Leaving out every picture, quote the data below exactly as it appears.

>> START PROVIDED DATA

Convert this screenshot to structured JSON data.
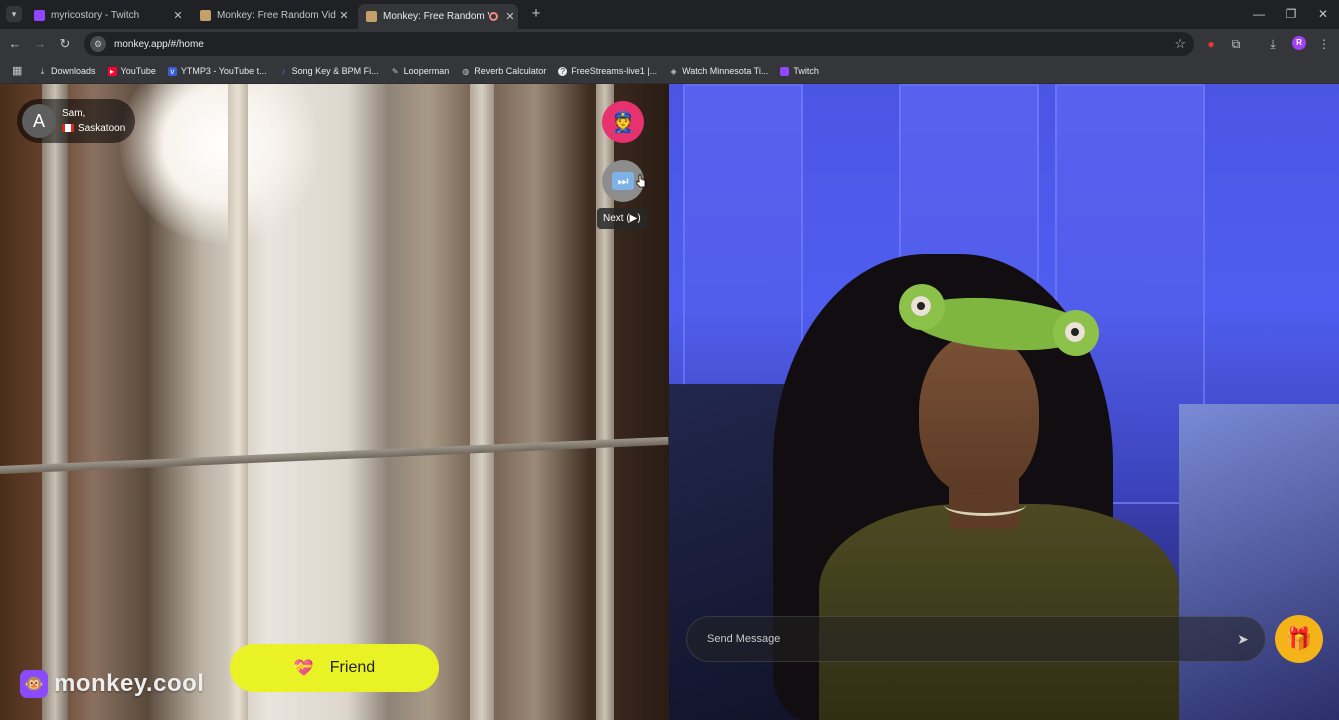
{
  "browser": {
    "tabs": [
      {
        "title": "myricostory - Twitch",
        "favicon_color": "#9146ff",
        "active": false
      },
      {
        "title": "Monkey: Free Random Video Ch",
        "favicon_color": "#c4a06a",
        "active": false
      },
      {
        "title": "Monkey: Free Random Video",
        "favicon_color": "#c4a06a",
        "active": true
      }
    ],
    "url": "monkey.app/#/home",
    "bookmarks": [
      {
        "label": "Downloads",
        "icon": "download-icon",
        "color": "#c4c7c5"
      },
      {
        "label": "YouTube",
        "icon": "youtube-icon",
        "color": "#ff0033"
      },
      {
        "label": "YTMP3 - YouTube t...",
        "icon": "ytmp3-icon",
        "color": "#3b5bdb"
      },
      {
        "label": "Song Key & BPM Fi...",
        "icon": "music-icon",
        "color": "#5c7cfa"
      },
      {
        "label": "Looperman",
        "icon": "looperman-icon",
        "color": "#c4c7c5"
      },
      {
        "label": "Reverb Calculator",
        "icon": "reverb-icon",
        "color": "#c4c7c5"
      },
      {
        "label": "FreeStreams-live1 |...",
        "icon": "freestreams-icon",
        "color": "#e8eaed"
      },
      {
        "label": "Watch Minnesota Ti...",
        "icon": "watch-icon",
        "color": "#c4c7c5"
      },
      {
        "label": "Twitch",
        "icon": "twitch-icon",
        "color": "#9146ff"
      }
    ],
    "profile_initial": "R"
  },
  "app": {
    "peer": {
      "avatar_initial": "A",
      "name": "Sam,",
      "location": "Saskatoon"
    },
    "next_tooltip": "Next (▶)",
    "friend_label": "Friend",
    "brand": "monkey.cool",
    "message_placeholder": "Send Message"
  },
  "colors": {
    "friend_button": "#e9f225",
    "report_button": "#e8316f",
    "gift_button": "#f5b31a",
    "brand_icon": "#8a4bff"
  }
}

>> END PROVIDED DATA

**REPLY**
Convert this screenshot to structured JSON data.
{
  "browser": {
    "tabs": [
      {
        "title": "myricostory - Twitch",
        "favicon_color": "#9146ff",
        "active": false
      },
      {
        "title": "Monkey: Free Random Video Ch",
        "favicon_color": "#c4a06a",
        "active": false
      },
      {
        "title": "Monkey: Free Random Video",
        "favicon_color": "#c4a06a",
        "active": true
      }
    ],
    "url": "monkey.app/#/home",
    "bookmarks": [
      {
        "label": "Downloads",
        "icon": "download-icon",
        "color": "#c4c7c5"
      },
      {
        "label": "YouTube",
        "icon": "youtube-icon",
        "color": "#ff0033"
      },
      {
        "label": "YTMP3 - YouTube t...",
        "icon": "ytmp3-icon",
        "color": "#3b5bdb"
      },
      {
        "label": "Song Key & BPM Fi...",
        "icon": "music-icon",
        "color": "#5c7cfa"
      },
      {
        "label": "Looperman",
        "icon": "looperman-icon",
        "color": "#c4c7c5"
      },
      {
        "label": "Reverb Calculator",
        "icon": "reverb-icon",
        "color": "#c4c7c5"
      },
      {
        "label": "FreeStreams-live1 |...",
        "icon": "freestreams-icon",
        "color": "#e8eaed"
      },
      {
        "label": "Watch Minnesota Ti...",
        "icon": "watch-icon",
        "color": "#c4c7c5"
      },
      {
        "label": "Twitch",
        "icon": "twitch-icon",
        "color": "#9146ff"
      }
    ],
    "profile_initial": "R"
  },
  "app": {
    "peer": {
      "avatar_initial": "A",
      "name": "Sam,",
      "location": "Saskatoon"
    },
    "next_tooltip": "Next (▶)",
    "friend_label": "Friend",
    "brand": "monkey.cool",
    "message_placeholder": "Send Message"
  },
  "colors": {
    "friend_button": "#e9f225",
    "report_button": "#e8316f",
    "gift_button": "#f5b31a",
    "brand_icon": "#8a4bff"
  }
}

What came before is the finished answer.